--- What to work on ---
Copy out every line exactly as given.

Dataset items
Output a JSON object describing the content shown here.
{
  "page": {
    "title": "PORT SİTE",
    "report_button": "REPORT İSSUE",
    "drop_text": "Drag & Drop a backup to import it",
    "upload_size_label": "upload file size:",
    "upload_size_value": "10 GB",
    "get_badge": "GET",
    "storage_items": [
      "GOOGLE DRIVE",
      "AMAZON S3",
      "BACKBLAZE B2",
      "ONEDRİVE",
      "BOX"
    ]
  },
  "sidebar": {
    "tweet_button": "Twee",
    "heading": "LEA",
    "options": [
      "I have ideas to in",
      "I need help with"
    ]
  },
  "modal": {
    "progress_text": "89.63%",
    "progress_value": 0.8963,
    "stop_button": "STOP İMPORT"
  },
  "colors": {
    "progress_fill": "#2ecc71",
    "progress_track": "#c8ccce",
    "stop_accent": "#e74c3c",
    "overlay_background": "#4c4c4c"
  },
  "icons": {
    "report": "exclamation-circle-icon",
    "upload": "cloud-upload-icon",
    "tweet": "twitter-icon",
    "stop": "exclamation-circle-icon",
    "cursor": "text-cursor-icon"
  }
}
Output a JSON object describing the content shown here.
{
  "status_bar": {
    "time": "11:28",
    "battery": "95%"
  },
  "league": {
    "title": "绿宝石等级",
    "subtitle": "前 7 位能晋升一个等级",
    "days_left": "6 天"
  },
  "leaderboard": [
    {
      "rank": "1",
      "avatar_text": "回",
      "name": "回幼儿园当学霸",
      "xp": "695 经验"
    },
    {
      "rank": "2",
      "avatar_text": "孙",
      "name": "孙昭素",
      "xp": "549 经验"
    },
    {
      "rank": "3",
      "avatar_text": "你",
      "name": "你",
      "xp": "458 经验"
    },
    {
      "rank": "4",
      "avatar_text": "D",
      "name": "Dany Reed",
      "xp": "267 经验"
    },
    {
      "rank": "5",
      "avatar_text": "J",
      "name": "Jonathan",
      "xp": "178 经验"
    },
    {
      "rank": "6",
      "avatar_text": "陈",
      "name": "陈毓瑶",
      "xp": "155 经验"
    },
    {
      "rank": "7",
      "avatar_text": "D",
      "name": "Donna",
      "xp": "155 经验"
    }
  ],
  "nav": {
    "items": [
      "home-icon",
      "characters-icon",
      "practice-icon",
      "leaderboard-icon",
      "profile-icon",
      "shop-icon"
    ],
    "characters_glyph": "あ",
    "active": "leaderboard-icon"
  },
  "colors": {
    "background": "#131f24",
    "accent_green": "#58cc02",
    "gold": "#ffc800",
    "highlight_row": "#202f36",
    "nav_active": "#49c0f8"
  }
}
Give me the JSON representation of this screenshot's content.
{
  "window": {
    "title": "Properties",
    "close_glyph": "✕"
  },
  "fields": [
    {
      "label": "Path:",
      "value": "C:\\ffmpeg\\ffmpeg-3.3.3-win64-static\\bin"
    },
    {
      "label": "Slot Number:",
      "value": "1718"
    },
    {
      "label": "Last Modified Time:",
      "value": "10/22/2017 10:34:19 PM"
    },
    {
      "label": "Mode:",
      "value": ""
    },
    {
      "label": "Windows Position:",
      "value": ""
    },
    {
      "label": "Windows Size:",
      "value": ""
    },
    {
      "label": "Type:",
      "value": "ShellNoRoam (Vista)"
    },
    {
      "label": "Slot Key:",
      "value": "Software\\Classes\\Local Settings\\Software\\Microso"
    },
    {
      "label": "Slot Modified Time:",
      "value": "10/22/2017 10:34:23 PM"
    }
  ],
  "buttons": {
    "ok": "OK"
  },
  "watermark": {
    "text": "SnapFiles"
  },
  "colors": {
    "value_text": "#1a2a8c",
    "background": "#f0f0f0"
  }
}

--- Finished task ---
Output a JSON object describing the content shown here.
{
  "page": {
    "title": "PORT SİTE",
    "report_button": "REPORT İSSUE",
    "drop_text": "Drag & Drop a backup to import it",
    "upload_size_label": "upload file size:",
    "upload_size_value": "10 GB",
    "get_badge": "GET",
    "storage_items": [
      "GOOGLE DRIVE",
      "AMAZON S3",
      "BACKBLAZE B2",
      "ONEDRİVE",
      "BOX"
    ]
  },
  "sidebar": {
    "tweet_button": "Twee",
    "heading": "LEA",
    "options": [
      "I have ideas to in",
      "I need help with"
    ]
  },
  "modal": {
    "progress_text": "89.63%",
    "progress_value": 0.8963,
    "stop_button": "STOP İMPORT"
  },
  "colors": {
    "progress_fill": "#2ecc71",
    "progress_track": "#c8ccce",
    "stop_accent": "#e74c3c",
    "overlay_background": "#4c4c4c"
  },
  "icons": {
    "report": "exclamation-circle-icon",
    "upload": "cloud-upload-icon",
    "tweet": "twitter-icon",
    "stop": "exclamation-circle-icon",
    "cursor": "text-cursor-icon"
  }
}
Output a JSON object describing the content shown here.
{
  "status_bar": {
    "time": "11:28",
    "battery": "95%"
  },
  "league": {
    "title": "绿宝石等级",
    "subtitle": "前 7 位能晋升一个等级",
    "days_left": "6 天"
  },
  "leaderboard": [
    {
      "rank": "1",
      "avatar_text": "回",
      "name": "回幼儿园当学霸",
      "xp": "695 经验"
    },
    {
      "rank": "2",
      "avatar_text": "孙",
      "name": "孙昭素",
      "xp": "549 经验"
    },
    {
      "rank": "3",
      "avatar_text": "你",
      "name": "你",
      "xp": "458 经验"
    },
    {
      "rank": "4",
      "avatar_text": "D",
      "name": "Dany Reed",
      "xp": "267 经验"
    },
    {
      "rank": "5",
      "avatar_text": "J",
      "name": "Jonathan",
      "xp": "178 经验"
    },
    {
      "rank": "6",
      "avatar_text": "陈",
      "name": "陈毓瑶",
      "xp": "155 经验"
    },
    {
      "rank": "7",
      "avatar_text": "D",
      "name": "Donna",
      "xp": "155 经验"
    }
  ],
  "nav": {
    "items": [
      "home-icon",
      "characters-icon",
      "practice-icon",
      "leaderboard-icon",
      "profile-icon",
      "shop-icon"
    ],
    "characters_glyph": "あ",
    "active": "leaderboard-icon"
  },
  "colors": {
    "background": "#131f24",
    "accent_green": "#58cc02",
    "gold": "#ffc800",
    "highlight_row": "#202f36",
    "nav_active": "#49c0f8"
  }
}
Give me the JSON representation of this screenshot's content.
{
  "window": {
    "title": "Properties",
    "close_glyph": "✕"
  },
  "fields": [
    {
      "label": "Path:",
      "value": "C:\\ffmpeg\\ffmpeg-3.3.3-win64-static\\bin"
    },
    {
      "label": "Slot Number:",
      "value": "1718"
    },
    {
      "label": "Last Modified Time:",
      "value": "10/22/2017 10:34:19 PM"
    },
    {
      "label": "Mode:",
      "value": ""
    },
    {
      "label": "Windows Position:",
      "value": ""
    },
    {
      "label": "Windows Size:",
      "value": ""
    },
    {
      "label": "Type:",
      "value": "ShellNoRoam (Vista)"
    },
    {
      "label": "Slot Key:",
      "value": "Software\\Classes\\Local Settings\\Software\\Microso"
    },
    {
      "label": "Slot Modified Time:",
      "value": "10/22/2017 10:34:23 PM"
    }
  ],
  "buttons": {
    "ok": "OK"
  },
  "watermark": {
    "text": "SnapFiles"
  },
  "colors": {
    "value_text": "#1a2a8c",
    "background": "#f0f0f0"
  }
}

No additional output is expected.